Stored data:
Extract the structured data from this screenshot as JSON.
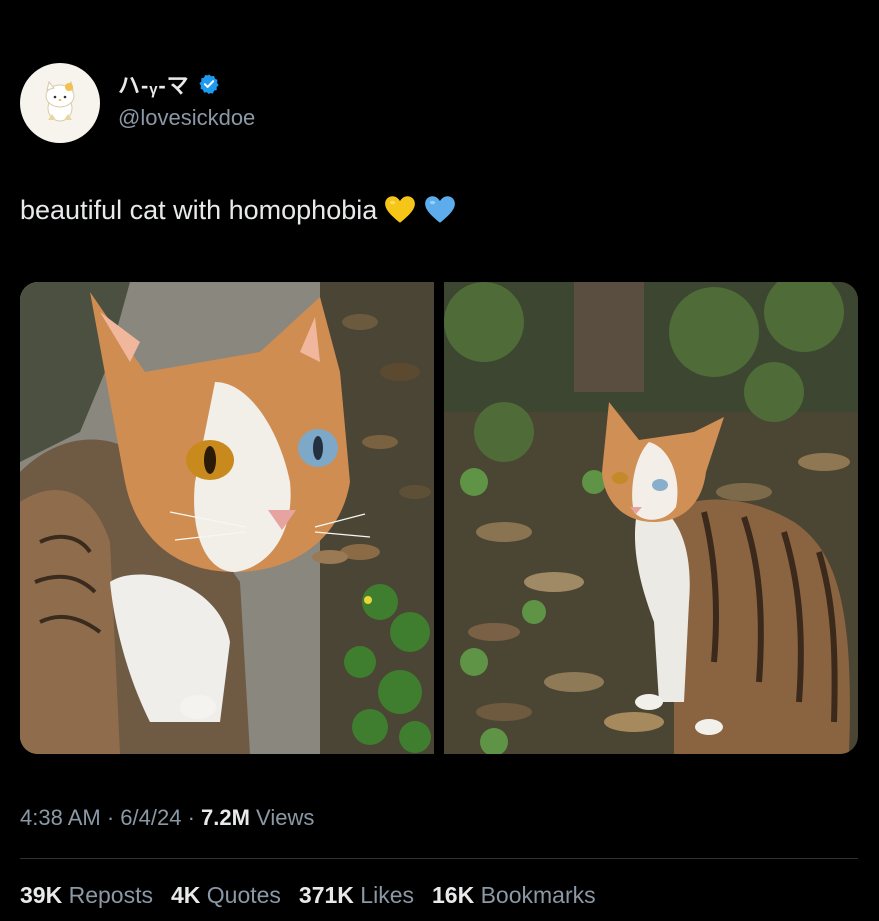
{
  "author": {
    "display_name": "ハ-ᵧ-マ",
    "handle": "@lovesickdoe",
    "avatar_icon": "hello-kitty-avatar",
    "verified_icon": "verified-badge-icon",
    "verified_color": "#1d9bf0"
  },
  "tweet": {
    "text": "beautiful cat with homophobia",
    "emojis": [
      "yellow-heart",
      "blue-heart"
    ],
    "emoji_colors": [
      "#f5c518",
      "#5dadec"
    ]
  },
  "media": {
    "images": [
      "calico-cat-closeup-photo",
      "calico-cat-garden-photo"
    ]
  },
  "meta": {
    "time": "4:38 AM",
    "sep1": " · ",
    "date": "6/4/24",
    "sep2": " · ",
    "views_count": "7.2M",
    "views_label": " Views"
  },
  "stats": {
    "reposts_count": "39K",
    "reposts_label": "Reposts",
    "quotes_count": "4K",
    "quotes_label": "Quotes",
    "likes_count": "371K",
    "likes_label": "Likes",
    "bookmarks_count": "16K",
    "bookmarks_label": "Bookmarks"
  },
  "colors": {
    "background": "#000000",
    "text_primary": "#e7e9ea",
    "text_secondary": "#8b98a5"
  }
}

- The exercise: Restate each line of the records exactly; pictures do not belong in the copy.

- Written answer:
Extract the structured data from this screenshot as JSON.
{
  "author": {
    "display_name": "ハ-ᵧ-マ",
    "handle": "@lovesickdoe",
    "avatar_icon": "hello-kitty-avatar",
    "verified_icon": "verified-badge-icon",
    "verified_color": "#1d9bf0"
  },
  "tweet": {
    "text": "beautiful cat with homophobia",
    "emojis": [
      "yellow-heart",
      "blue-heart"
    ],
    "emoji_colors": [
      "#f5c518",
      "#5dadec"
    ]
  },
  "media": {
    "images": [
      "calico-cat-closeup-photo",
      "calico-cat-garden-photo"
    ]
  },
  "meta": {
    "time": "4:38 AM",
    "sep1": " · ",
    "date": "6/4/24",
    "sep2": " · ",
    "views_count": "7.2M",
    "views_label": " Views"
  },
  "stats": {
    "reposts_count": "39K",
    "reposts_label": "Reposts",
    "quotes_count": "4K",
    "quotes_label": "Quotes",
    "likes_count": "371K",
    "likes_label": "Likes",
    "bookmarks_count": "16K",
    "bookmarks_label": "Bookmarks"
  },
  "colors": {
    "background": "#000000",
    "text_primary": "#e7e9ea",
    "text_secondary": "#8b98a5"
  }
}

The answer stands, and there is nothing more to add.